**Task directions**.
Rewrite everything from the start of the listing down to and including the line containing "instrument-stage [0, 69, 633, 566]" as a numbered list, leaving out any blank lines.

**Supplied entries**.
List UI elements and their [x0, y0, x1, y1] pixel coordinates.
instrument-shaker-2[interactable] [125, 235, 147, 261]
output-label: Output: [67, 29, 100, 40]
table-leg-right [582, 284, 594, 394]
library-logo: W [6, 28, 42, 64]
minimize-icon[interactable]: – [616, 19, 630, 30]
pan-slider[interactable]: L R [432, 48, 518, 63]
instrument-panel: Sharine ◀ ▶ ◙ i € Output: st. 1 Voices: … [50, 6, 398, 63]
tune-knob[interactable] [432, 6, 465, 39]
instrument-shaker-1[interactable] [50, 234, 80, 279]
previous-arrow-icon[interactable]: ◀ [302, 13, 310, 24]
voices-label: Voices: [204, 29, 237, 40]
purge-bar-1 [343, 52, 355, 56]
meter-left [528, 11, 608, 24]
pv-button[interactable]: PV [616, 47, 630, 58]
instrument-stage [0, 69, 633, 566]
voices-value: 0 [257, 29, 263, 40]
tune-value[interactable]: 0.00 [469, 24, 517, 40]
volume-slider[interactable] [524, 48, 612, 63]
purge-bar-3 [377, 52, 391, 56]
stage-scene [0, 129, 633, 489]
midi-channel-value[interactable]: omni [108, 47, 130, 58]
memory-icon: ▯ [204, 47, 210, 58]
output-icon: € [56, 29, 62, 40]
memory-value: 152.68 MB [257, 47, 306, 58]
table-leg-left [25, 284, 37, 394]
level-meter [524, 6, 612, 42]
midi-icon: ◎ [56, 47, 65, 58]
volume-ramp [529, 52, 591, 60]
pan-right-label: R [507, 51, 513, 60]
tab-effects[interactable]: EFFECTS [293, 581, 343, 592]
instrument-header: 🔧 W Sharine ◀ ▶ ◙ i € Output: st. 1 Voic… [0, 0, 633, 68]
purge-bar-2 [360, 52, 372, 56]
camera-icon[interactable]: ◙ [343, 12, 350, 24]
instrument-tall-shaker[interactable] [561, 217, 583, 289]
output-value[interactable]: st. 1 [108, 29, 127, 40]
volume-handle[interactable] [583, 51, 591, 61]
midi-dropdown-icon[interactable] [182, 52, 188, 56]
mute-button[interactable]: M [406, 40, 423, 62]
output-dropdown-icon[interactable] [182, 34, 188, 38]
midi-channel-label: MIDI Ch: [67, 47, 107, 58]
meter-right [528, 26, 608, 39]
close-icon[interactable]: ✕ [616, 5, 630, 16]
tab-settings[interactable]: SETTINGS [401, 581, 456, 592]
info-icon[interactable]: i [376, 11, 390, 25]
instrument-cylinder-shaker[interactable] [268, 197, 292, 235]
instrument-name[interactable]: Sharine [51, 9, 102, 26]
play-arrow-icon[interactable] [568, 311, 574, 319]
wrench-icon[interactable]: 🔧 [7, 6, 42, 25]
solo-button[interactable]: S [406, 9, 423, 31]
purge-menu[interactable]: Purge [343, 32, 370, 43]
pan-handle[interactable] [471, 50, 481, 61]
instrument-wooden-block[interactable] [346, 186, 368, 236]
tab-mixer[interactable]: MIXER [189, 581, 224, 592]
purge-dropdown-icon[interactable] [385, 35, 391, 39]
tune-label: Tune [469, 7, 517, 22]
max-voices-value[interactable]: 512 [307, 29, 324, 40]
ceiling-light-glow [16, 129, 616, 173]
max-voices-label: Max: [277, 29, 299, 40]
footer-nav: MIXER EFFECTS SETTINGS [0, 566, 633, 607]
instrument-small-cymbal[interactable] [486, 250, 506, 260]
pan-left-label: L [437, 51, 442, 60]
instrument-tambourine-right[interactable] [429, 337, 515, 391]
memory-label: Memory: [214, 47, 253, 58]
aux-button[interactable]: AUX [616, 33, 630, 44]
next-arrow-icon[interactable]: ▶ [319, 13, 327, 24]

**Problem solution**.
1. List UI elements and their [x0, y0, x1, y1] pixel coordinates.
2. instrument-shaker-2[interactable] [125, 235, 147, 261]
3. output-label: Output: [67, 29, 100, 40]
4. table-leg-right [582, 284, 594, 394]
5. library-logo: W [6, 28, 42, 64]
6. minimize-icon[interactable]: – [616, 19, 630, 30]
7. pan-slider[interactable]: L R [432, 48, 518, 63]
8. instrument-panel: Sharine ◀ ▶ ◙ i € Output: st. 1 Voices: … [50, 6, 398, 63]
9. tune-knob[interactable] [432, 6, 465, 39]
10. instrument-shaker-1[interactable] [50, 234, 80, 279]
11. previous-arrow-icon[interactable]: ◀ [302, 13, 310, 24]
12. voices-label: Voices: [204, 29, 237, 40]
13. purge-bar-1 [343, 52, 355, 56]
14. meter-left [528, 11, 608, 24]
15. pv-button[interactable]: PV [616, 47, 630, 58]
16. instrument-stage [0, 69, 633, 566]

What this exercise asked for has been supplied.